----- PROVIDED MATERIAL -----
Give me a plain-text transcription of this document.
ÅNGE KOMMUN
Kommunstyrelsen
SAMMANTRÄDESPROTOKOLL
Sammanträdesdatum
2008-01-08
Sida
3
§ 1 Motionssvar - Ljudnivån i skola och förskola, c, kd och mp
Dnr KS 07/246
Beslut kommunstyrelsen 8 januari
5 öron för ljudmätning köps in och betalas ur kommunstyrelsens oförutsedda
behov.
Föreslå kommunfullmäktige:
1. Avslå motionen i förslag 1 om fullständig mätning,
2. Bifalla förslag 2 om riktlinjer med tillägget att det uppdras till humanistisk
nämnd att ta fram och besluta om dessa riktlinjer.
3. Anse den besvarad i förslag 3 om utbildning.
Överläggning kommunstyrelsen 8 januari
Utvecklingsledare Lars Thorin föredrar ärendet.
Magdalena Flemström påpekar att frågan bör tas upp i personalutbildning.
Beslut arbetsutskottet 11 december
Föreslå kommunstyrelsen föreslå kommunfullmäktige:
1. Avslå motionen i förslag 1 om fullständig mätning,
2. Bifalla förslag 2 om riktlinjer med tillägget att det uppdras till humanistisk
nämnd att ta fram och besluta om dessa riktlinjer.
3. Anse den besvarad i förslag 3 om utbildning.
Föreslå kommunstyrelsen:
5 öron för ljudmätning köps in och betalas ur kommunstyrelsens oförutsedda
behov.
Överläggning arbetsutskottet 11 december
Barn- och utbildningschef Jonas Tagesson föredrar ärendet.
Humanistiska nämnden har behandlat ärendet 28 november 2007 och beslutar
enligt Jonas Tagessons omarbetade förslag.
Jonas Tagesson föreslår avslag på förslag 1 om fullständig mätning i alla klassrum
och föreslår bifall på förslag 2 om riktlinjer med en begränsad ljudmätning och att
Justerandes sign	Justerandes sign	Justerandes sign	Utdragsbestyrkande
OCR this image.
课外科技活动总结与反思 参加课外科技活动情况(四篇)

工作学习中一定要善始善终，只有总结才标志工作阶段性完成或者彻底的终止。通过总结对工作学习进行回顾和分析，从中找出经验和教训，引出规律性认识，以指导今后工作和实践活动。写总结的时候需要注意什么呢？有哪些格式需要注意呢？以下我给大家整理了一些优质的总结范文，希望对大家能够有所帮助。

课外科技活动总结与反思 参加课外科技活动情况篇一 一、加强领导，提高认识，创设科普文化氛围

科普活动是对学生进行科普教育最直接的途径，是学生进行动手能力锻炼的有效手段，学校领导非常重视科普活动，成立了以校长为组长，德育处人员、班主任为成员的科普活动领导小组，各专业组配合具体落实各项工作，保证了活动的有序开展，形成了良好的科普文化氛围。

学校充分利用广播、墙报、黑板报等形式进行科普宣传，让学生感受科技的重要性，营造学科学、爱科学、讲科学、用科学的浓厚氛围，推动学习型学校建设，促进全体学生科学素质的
-----
BRIEF -> Every entry must be output again, exactly as written above.

EXPECTED ANSWER ->
Give me a plain-text transcription of this document.
ÅNGE KOMMUN
Kommunstyrelsen
SAMMANTRÄDESPROTOKOLL
Sammanträdesdatum
2008-01-08
Sida
3
§ 1 Motionssvar - Ljudnivån i skola och förskola, c, kd och mp
Dnr KS 07/246
Beslut kommunstyrelsen 8 januari
5 öron för ljudmätning köps in och betalas ur kommunstyrelsens oförutsedda
behov.
Föreslå kommunfullmäktige:
1. Avslå motionen i förslag 1 om fullständig mätning,
2. Bifalla förslag 2 om riktlinjer med tillägget att det uppdras till humanistisk
nämnd att ta fram och besluta om dessa riktlinjer.
3. Anse den besvarad i förslag 3 om utbildning.
Överläggning kommunstyrelsen 8 januari
Utvecklingsledare Lars Thorin föredrar ärendet.
Magdalena Flemström påpekar att frågan bör tas upp i personalutbildning.
Beslut arbetsutskottet 11 december
Föreslå kommunstyrelsen föreslå kommunfullmäktige:
1. Avslå motionen i förslag 1 om fullständig mätning,
2. Bifalla förslag 2 om riktlinjer med tillägget att det uppdras till humanistisk
nämnd att ta fram och besluta om dessa riktlinjer.
3. Anse den besvarad i förslag 3 om utbildning.
Föreslå kommunstyrelsen:
5 öron för ljudmätning köps in och betalas ur kommunstyrelsens oförutsedda
behov.
Överläggning arbetsutskottet 11 december
Barn- och utbildningschef Jonas Tagesson föredrar ärendet.
Humanistiska nämnden har behandlat ärendet 28 november 2007 och beslutar
enligt Jonas Tagessons omarbetade förslag.
Jonas Tagesson föreslår avslag på förslag 1 om fullständig mätning i alla klassrum
och föreslår bifall på förslag 2 om riktlinjer med en begränsad ljudmätning och att
Justerandes sign	Justerandes sign	Justerandes sign	Utdragsbestyrkande
OCR this image.
课外科技活动总结与反思 参加课外科技活动情况(四篇)

工作学习中一定要善始善终，只有总结才标志工作阶段性完成或者彻底的终止。通过总结对工作学习进行回顾和分析，从中找出经验和教训，引出规律性认识，以指导今后工作和实践活动。写总结的时候需要注意什么呢？有哪些格式需要注意呢？以下我给大家整理了一些优质的总结范文，希望对大家能够有所帮助。

课外科技活动总结与反思 参加课外科技活动情况篇一 一、加强领导，提高认识，创设科普文化氛围

科普活动是对学生进行科普教育最直接的途径，是学生进行动手能力锻炼的有效手段，学校领导非常重视科普活动，成立了以校长为组长，德育处人员、班主任为成员的科普活动领导小组，各专业组配合具体落实各项工作，保证了活动的有序开展，形成了良好的科普文化氛围。

学校充分利用广播、墙报、黑板报等形式进行科普宣传，让学生感受科技的重要性，营造学科学、爱科学、讲科学、用科学的浓厚氛围，推动学习型学校建设，促进全体学生科学素质的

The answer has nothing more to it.